-- Begin --

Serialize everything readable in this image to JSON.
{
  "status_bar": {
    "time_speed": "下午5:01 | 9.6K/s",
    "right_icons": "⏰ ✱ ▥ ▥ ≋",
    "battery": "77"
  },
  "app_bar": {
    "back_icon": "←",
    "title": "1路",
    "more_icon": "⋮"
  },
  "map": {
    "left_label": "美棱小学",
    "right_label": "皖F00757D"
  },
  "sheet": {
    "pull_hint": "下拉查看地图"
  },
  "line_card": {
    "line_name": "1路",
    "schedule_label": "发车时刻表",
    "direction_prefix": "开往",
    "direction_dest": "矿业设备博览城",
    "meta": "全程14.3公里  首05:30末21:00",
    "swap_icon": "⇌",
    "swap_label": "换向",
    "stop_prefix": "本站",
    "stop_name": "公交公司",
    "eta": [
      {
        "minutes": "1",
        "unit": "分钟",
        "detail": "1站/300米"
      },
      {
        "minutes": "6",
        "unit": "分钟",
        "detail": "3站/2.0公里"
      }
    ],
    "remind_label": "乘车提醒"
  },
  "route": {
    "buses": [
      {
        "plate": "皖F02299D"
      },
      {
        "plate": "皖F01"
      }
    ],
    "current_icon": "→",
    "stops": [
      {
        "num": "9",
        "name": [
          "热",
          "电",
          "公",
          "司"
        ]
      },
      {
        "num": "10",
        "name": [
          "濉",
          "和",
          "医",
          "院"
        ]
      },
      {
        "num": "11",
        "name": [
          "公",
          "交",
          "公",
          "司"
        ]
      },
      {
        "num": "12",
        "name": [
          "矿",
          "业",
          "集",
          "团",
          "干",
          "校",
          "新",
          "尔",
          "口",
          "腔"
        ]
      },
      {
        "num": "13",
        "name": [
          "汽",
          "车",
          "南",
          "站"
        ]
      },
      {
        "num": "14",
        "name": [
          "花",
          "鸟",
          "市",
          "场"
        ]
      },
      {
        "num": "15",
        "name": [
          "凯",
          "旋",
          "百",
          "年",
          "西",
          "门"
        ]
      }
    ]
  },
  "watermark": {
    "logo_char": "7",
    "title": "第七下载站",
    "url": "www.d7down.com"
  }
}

-- End --

▶ Written instruction:
Write out the data exactly as it stands.

▶ Final result:
Serialize everything readable in this image to JSON.
{
  "status_bar": {
    "time_speed": "下午5:01 | 9.6K/s",
    "right_icons": "⏰ ✱ ▥ ▥ ≋",
    "battery": "77"
  },
  "app_bar": {
    "back_icon": "←",
    "title": "1路",
    "more_icon": "⋮"
  },
  "map": {
    "left_label": "美棱小学",
    "right_label": "皖F00757D"
  },
  "sheet": {
    "pull_hint": "下拉查看地图"
  },
  "line_card": {
    "line_name": "1路",
    "schedule_label": "发车时刻表",
    "direction_prefix": "开往",
    "direction_dest": "矿业设备博览城",
    "meta": "全程14.3公里  首05:30末21:00",
    "swap_icon": "⇌",
    "swap_label": "换向",
    "stop_prefix": "本站",
    "stop_name": "公交公司",
    "eta": [
      {
        "minutes": "1",
        "unit": "分钟",
        "detail": "1站/300米"
      },
      {
        "minutes": "6",
        "unit": "分钟",
        "detail": "3站/2.0公里"
      }
    ],
    "remind_label": "乘车提醒"
  },
  "route": {
    "buses": [
      {
        "plate": "皖F02299D"
      },
      {
        "plate": "皖F01"
      }
    ],
    "current_icon": "→",
    "stops": [
      {
        "num": "9",
        "name": [
          "热",
          "电",
          "公",
          "司"
        ]
      },
      {
        "num": "10",
        "name": [
          "濉",
          "和",
          "医",
          "院"
        ]
      },
      {
        "num": "11",
        "name": [
          "公",
          "交",
          "公",
          "司"
        ]
      },
      {
        "num": "12",
        "name": [
          "矿",
          "业",
          "集",
          "团",
          "干",
          "校",
          "新",
          "尔",
          "口",
          "腔"
        ]
      },
      {
        "num": "13",
        "name": [
          "汽",
          "车",
          "南",
          "站"
        ]
      },
      {
        "num": "14",
        "name": [
          "花",
          "鸟",
          "市",
          "场"
        ]
      },
      {
        "num": "15",
        "name": [
          "凯",
          "旋",
          "百",
          "年",
          "西",
          "门"
        ]
      }
    ]
  },
  "watermark": {
    "logo_char": "7",
    "title": "第七下载站",
    "url": "www.d7down.com"
  }
}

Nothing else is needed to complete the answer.